** start of Input material **

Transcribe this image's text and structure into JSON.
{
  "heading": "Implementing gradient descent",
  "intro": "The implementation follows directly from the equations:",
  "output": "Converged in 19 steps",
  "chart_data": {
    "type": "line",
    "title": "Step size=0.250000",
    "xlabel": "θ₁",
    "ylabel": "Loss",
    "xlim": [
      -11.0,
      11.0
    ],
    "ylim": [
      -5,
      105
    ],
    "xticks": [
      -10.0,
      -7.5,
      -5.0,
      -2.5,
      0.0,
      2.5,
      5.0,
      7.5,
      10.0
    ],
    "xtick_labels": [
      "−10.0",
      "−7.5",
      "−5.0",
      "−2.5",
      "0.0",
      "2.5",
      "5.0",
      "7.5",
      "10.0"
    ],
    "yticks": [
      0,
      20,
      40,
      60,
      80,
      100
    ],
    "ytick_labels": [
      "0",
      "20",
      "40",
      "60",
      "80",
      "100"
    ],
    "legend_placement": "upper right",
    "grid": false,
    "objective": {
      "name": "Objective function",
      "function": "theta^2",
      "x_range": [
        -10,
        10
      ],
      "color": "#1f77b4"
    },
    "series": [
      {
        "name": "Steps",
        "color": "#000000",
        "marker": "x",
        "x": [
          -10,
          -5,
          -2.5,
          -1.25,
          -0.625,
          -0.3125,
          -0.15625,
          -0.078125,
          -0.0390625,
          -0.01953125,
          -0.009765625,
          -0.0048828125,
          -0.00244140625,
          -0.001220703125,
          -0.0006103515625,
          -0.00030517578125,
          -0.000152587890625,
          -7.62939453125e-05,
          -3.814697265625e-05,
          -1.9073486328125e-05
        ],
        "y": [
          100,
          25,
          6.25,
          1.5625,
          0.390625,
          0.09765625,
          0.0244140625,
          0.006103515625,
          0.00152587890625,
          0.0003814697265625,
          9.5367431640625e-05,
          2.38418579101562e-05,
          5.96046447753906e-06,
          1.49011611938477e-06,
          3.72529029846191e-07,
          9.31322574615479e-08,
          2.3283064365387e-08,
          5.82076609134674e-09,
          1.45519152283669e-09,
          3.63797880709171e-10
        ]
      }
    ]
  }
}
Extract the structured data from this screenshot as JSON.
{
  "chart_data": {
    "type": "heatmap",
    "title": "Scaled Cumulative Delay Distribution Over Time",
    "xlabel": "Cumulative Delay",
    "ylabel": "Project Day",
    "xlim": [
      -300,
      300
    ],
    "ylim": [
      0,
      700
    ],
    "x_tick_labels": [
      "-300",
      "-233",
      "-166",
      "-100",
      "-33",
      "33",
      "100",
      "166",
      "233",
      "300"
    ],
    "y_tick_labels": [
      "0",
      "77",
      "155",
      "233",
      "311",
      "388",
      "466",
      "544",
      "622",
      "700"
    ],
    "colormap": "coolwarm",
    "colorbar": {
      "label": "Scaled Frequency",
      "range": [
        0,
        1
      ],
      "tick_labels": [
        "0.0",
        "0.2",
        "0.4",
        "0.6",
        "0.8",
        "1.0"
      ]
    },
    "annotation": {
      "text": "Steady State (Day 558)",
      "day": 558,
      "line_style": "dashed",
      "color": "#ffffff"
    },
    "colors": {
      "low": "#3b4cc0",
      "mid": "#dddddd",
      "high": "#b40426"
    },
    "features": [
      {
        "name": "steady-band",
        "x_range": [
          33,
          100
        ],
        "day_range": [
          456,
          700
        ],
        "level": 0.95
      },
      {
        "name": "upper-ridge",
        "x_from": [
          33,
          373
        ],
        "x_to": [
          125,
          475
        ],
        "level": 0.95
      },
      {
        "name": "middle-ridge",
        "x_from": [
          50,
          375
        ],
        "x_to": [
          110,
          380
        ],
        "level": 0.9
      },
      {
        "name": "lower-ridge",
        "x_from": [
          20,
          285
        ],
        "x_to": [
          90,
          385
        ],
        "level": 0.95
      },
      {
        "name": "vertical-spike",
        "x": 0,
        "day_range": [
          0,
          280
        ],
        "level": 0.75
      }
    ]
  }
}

** end of Input material **

In the entries above, find every line holding the word "Scaled" and copy it out.

» Correct result
    "title": "Scaled Cumulative Delay Distribution Over Time",
      "label": "Scaled Frequency",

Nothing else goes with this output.